[Start of DATA SUPPLIED]

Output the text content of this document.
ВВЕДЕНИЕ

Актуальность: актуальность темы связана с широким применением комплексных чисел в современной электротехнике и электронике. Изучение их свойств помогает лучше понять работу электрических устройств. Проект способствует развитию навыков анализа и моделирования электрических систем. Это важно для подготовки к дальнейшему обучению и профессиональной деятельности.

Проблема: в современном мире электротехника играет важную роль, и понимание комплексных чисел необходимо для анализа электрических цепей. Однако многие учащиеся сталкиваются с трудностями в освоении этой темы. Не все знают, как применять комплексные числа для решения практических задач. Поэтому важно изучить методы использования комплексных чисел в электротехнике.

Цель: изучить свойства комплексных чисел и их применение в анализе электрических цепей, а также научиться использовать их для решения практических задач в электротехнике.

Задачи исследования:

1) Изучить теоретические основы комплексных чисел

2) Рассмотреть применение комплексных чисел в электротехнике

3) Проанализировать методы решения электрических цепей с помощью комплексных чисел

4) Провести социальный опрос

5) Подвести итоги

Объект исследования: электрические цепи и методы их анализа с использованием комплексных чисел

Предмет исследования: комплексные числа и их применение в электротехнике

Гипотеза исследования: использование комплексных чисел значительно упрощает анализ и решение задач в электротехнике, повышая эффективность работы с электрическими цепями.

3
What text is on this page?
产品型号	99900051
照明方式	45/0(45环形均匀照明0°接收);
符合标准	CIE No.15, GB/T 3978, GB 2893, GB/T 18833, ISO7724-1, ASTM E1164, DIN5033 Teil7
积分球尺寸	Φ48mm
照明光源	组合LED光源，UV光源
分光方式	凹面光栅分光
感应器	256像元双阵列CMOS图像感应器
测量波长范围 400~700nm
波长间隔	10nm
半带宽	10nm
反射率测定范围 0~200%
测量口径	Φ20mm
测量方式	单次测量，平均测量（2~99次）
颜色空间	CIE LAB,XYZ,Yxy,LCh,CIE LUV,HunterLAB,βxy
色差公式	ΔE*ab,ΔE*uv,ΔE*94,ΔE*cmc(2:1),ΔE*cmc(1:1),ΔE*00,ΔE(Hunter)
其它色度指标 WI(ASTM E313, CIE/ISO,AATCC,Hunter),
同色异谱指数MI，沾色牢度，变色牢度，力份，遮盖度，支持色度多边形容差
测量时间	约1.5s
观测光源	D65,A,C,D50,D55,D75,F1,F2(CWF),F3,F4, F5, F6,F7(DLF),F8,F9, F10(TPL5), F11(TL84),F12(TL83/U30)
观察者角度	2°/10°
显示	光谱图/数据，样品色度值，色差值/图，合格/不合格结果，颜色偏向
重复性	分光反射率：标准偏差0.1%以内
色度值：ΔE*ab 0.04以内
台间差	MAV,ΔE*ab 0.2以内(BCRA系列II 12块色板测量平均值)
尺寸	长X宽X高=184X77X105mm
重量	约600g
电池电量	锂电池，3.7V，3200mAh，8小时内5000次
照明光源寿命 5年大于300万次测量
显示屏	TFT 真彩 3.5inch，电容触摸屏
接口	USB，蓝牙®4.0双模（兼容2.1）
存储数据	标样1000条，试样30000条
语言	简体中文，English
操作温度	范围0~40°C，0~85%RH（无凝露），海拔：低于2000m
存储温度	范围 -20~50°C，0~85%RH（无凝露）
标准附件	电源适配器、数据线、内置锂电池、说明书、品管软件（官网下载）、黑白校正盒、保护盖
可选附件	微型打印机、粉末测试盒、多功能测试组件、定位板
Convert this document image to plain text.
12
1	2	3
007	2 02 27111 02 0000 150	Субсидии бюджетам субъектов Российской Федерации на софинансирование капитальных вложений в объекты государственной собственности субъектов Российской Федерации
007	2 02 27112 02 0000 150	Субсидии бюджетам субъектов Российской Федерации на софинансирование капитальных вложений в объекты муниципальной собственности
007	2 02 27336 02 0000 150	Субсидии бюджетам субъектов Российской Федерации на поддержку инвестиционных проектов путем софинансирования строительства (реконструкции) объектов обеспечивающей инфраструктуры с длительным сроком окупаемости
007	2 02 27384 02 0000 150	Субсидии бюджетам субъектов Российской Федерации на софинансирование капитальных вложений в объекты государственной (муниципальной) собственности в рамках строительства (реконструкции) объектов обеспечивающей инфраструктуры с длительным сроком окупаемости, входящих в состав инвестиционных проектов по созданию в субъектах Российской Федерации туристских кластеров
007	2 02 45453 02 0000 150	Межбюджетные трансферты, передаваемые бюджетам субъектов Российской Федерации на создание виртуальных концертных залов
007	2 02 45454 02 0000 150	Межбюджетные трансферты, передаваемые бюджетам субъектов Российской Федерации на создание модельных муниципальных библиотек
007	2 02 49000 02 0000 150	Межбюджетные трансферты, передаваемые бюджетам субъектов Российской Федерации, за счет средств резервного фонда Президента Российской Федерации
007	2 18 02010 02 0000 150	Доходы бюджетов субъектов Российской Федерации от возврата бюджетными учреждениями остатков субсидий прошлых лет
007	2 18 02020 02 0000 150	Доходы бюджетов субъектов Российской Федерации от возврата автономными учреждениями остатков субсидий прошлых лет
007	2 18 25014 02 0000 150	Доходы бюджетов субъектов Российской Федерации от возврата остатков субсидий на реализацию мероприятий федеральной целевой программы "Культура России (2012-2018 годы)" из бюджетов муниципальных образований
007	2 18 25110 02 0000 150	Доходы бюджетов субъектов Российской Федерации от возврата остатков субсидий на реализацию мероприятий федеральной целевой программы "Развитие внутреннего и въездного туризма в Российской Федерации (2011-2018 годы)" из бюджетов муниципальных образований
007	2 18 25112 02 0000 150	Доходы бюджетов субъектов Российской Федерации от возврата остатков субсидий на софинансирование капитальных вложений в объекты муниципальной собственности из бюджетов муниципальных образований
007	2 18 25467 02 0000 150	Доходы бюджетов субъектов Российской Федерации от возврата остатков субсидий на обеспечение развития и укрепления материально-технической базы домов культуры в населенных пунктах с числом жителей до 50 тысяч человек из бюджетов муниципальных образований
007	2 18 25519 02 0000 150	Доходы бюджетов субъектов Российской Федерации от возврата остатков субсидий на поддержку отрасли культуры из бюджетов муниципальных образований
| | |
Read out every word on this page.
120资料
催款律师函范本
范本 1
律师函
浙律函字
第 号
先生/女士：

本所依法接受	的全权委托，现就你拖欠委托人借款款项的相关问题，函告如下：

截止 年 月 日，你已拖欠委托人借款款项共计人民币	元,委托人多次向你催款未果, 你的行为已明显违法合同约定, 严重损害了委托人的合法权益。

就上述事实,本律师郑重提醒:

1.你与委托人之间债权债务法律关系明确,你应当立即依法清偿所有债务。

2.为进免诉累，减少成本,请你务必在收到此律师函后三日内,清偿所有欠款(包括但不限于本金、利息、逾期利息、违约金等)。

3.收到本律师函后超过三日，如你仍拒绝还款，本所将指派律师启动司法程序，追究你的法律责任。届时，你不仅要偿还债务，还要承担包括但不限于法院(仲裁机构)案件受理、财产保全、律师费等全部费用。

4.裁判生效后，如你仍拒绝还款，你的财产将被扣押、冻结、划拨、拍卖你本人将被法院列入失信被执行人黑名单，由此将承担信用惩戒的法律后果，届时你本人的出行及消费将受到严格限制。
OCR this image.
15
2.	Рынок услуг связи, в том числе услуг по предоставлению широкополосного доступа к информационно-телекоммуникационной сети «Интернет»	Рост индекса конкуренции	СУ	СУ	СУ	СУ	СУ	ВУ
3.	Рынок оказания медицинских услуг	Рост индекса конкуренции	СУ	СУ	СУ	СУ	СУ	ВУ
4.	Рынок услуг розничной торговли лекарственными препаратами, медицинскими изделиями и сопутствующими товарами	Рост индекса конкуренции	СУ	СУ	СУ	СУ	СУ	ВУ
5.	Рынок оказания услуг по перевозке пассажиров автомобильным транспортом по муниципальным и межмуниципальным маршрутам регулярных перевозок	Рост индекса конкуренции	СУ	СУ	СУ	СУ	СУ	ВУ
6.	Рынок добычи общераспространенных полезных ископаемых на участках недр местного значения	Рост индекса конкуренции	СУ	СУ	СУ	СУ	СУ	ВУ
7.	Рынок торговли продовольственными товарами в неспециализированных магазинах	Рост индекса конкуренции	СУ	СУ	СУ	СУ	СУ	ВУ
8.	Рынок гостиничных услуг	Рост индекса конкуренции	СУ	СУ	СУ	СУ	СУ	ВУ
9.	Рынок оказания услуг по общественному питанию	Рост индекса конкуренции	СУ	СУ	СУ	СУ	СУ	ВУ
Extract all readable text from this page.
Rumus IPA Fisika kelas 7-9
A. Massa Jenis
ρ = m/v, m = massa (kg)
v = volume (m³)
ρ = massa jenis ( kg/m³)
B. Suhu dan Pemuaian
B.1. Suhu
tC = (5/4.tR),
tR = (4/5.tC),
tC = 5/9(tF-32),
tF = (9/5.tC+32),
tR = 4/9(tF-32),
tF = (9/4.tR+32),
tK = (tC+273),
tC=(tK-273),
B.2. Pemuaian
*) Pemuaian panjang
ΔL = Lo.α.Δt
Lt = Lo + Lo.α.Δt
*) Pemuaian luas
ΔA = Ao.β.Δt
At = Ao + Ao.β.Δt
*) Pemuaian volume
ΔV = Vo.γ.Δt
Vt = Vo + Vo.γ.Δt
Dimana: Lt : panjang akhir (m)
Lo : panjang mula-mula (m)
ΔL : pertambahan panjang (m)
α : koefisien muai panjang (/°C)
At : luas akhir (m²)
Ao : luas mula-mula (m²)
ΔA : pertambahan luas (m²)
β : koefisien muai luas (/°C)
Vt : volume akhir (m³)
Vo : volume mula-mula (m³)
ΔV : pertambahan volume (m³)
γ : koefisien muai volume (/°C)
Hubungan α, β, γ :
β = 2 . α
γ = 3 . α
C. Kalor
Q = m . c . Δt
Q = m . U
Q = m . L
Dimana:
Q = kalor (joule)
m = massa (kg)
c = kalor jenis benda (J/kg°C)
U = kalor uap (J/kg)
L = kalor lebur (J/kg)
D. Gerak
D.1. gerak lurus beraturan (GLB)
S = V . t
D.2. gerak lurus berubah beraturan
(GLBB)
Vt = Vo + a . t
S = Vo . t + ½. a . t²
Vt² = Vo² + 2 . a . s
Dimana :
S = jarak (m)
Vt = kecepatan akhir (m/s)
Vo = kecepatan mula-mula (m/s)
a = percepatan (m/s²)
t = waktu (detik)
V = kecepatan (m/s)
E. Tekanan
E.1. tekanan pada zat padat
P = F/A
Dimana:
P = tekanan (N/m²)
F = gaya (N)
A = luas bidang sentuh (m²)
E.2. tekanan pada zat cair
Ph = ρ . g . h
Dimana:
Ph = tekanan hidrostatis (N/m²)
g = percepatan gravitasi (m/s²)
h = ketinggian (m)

[End of DATA SUPPLIED]

Look through the entries above and report each line where the string "this" occurs.

Output the text content of this document.
What text is on this page?
Convert this document image to plain text.
Read out every word on this page.
OCR this image.
Extract all readable text from this page.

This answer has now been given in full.